● **Stated task**: Omit all images. Write out the rest of the material exactly.

## start Stored rows

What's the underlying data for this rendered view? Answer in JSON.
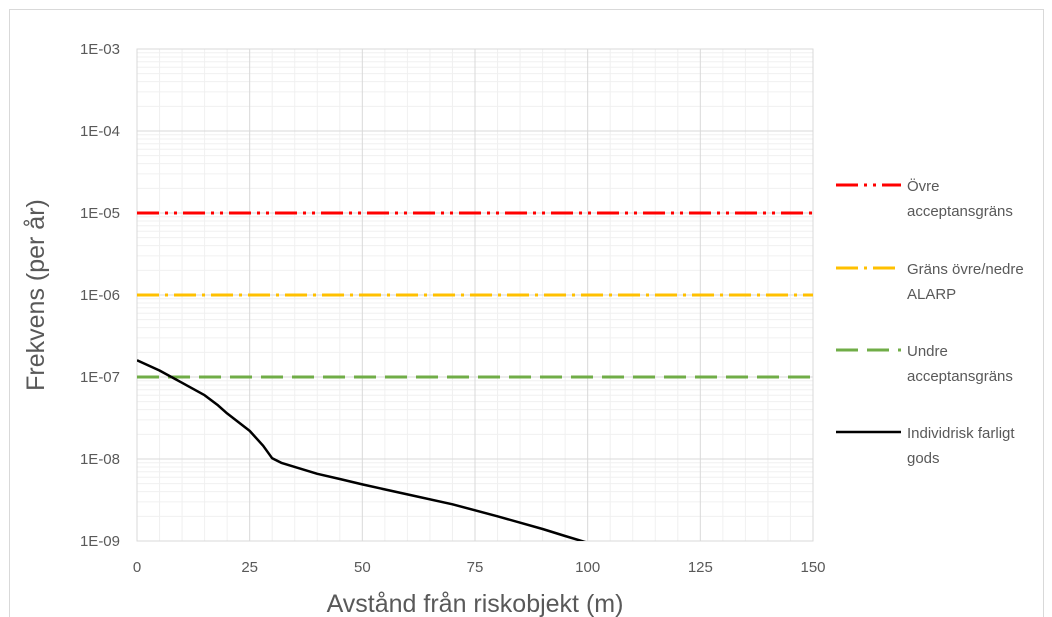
{
  "chart_data": {
    "type": "line",
    "title": "",
    "xlabel": "Avstånd från riskobjekt (m)",
    "ylabel": "Frekvens (per år)",
    "xlim": [
      0,
      150
    ],
    "ylim": [
      1e-09,
      0.001
    ],
    "yscale": "log",
    "x_ticks": [
      0,
      25,
      50,
      75,
      100,
      125,
      150
    ],
    "x_tick_labels": [
      "0",
      "25",
      "50",
      "75",
      "100",
      "125",
      "150"
    ],
    "y_ticks": [
      1e-09,
      1e-08,
      1e-07,
      1e-06,
      1e-05,
      0.0001,
      0.001
    ],
    "y_tick_labels": [
      "1E-09",
      "1E-08",
      "1E-07",
      "1E-06",
      "1E-05",
      "1E-04",
      "1E-03"
    ],
    "grid": true,
    "legend_position": "right",
    "series": [
      {
        "name": "Övre acceptansgräns",
        "legend_lines": [
          "Övre",
          "acceptansgräns"
        ],
        "color": "#ff0000",
        "dash": "dash-dot-dot",
        "x": [
          0,
          150
        ],
        "y": [
          1e-05,
          1e-05
        ]
      },
      {
        "name": "Gräns övre/nedre ALARP",
        "legend_lines": [
          "Gräns övre/nedre",
          "ALARP"
        ],
        "color": "#ffc000",
        "dash": "dash-dot",
        "x": [
          0,
          150
        ],
        "y": [
          1e-06,
          1e-06
        ]
      },
      {
        "name": "Undre acceptansgräns",
        "legend_lines": [
          "Undre",
          "acceptansgräns"
        ],
        "color": "#70ad47",
        "dash": "dash",
        "x": [
          0,
          150
        ],
        "y": [
          1e-07,
          1e-07
        ]
      },
      {
        "name": "Individrisk farligt gods",
        "legend_lines": [
          "Individrisk farligt",
          "gods"
        ],
        "color": "#000000",
        "dash": "solid",
        "x": [
          0,
          5,
          10,
          15,
          18,
          20,
          25,
          28,
          30,
          32,
          35,
          40,
          45,
          50,
          60,
          70,
          80,
          90,
          95,
          100,
          102
        ],
        "y": [
          1.6e-07,
          1.2e-07,
          8.5e-08,
          6e-08,
          4.5e-08,
          3.6e-08,
          2.2e-08,
          1.45e-08,
          1.02e-08,
          9e-09,
          8e-09,
          6.6e-09,
          5.7e-09,
          4.9e-09,
          3.7e-09,
          2.8e-09,
          2e-09,
          1.4e-09,
          1.15e-09,
          9.5e-10,
          9e-10
        ]
      }
    ]
  }
}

## end Stored rows

● **Final answer**:
What's the underlying data for this rendered view? Answer in JSON.
{
  "chart_data": {
    "type": "line",
    "title": "",
    "xlabel": "Avstånd från riskobjekt (m)",
    "ylabel": "Frekvens (per år)",
    "xlim": [
      0,
      150
    ],
    "ylim": [
      1e-09,
      0.001
    ],
    "yscale": "log",
    "x_ticks": [
      0,
      25,
      50,
      75,
      100,
      125,
      150
    ],
    "x_tick_labels": [
      "0",
      "25",
      "50",
      "75",
      "100",
      "125",
      "150"
    ],
    "y_ticks": [
      1e-09,
      1e-08,
      1e-07,
      1e-06,
      1e-05,
      0.0001,
      0.001
    ],
    "y_tick_labels": [
      "1E-09",
      "1E-08",
      "1E-07",
      "1E-06",
      "1E-05",
      "1E-04",
      "1E-03"
    ],
    "grid": true,
    "legend_position": "right",
    "series": [
      {
        "name": "Övre acceptansgräns",
        "legend_lines": [
          "Övre",
          "acceptansgräns"
        ],
        "color": "#ff0000",
        "dash": "dash-dot-dot",
        "x": [
          0,
          150
        ],
        "y": [
          1e-05,
          1e-05
        ]
      },
      {
        "name": "Gräns övre/nedre ALARP",
        "legend_lines": [
          "Gräns övre/nedre",
          "ALARP"
        ],
        "color": "#ffc000",
        "dash": "dash-dot",
        "x": [
          0,
          150
        ],
        "y": [
          1e-06,
          1e-06
        ]
      },
      {
        "name": "Undre acceptansgräns",
        "legend_lines": [
          "Undre",
          "acceptansgräns"
        ],
        "color": "#70ad47",
        "dash": "dash",
        "x": [
          0,
          150
        ],
        "y": [
          1e-07,
          1e-07
        ]
      },
      {
        "name": "Individrisk farligt gods",
        "legend_lines": [
          "Individrisk farligt",
          "gods"
        ],
        "color": "#000000",
        "dash": "solid",
        "x": [
          0,
          5,
          10,
          15,
          18,
          20,
          25,
          28,
          30,
          32,
          35,
          40,
          45,
          50,
          60,
          70,
          80,
          90,
          95,
          100,
          102
        ],
        "y": [
          1.6e-07,
          1.2e-07,
          8.5e-08,
          6e-08,
          4.5e-08,
          3.6e-08,
          2.2e-08,
          1.45e-08,
          1.02e-08,
          9e-09,
          8e-09,
          6.6e-09,
          5.7e-09,
          4.9e-09,
          3.7e-09,
          2.8e-09,
          2e-09,
          1.4e-09,
          1.15e-09,
          9.5e-10,
          9e-10
        ]
      }
    ]
  }
}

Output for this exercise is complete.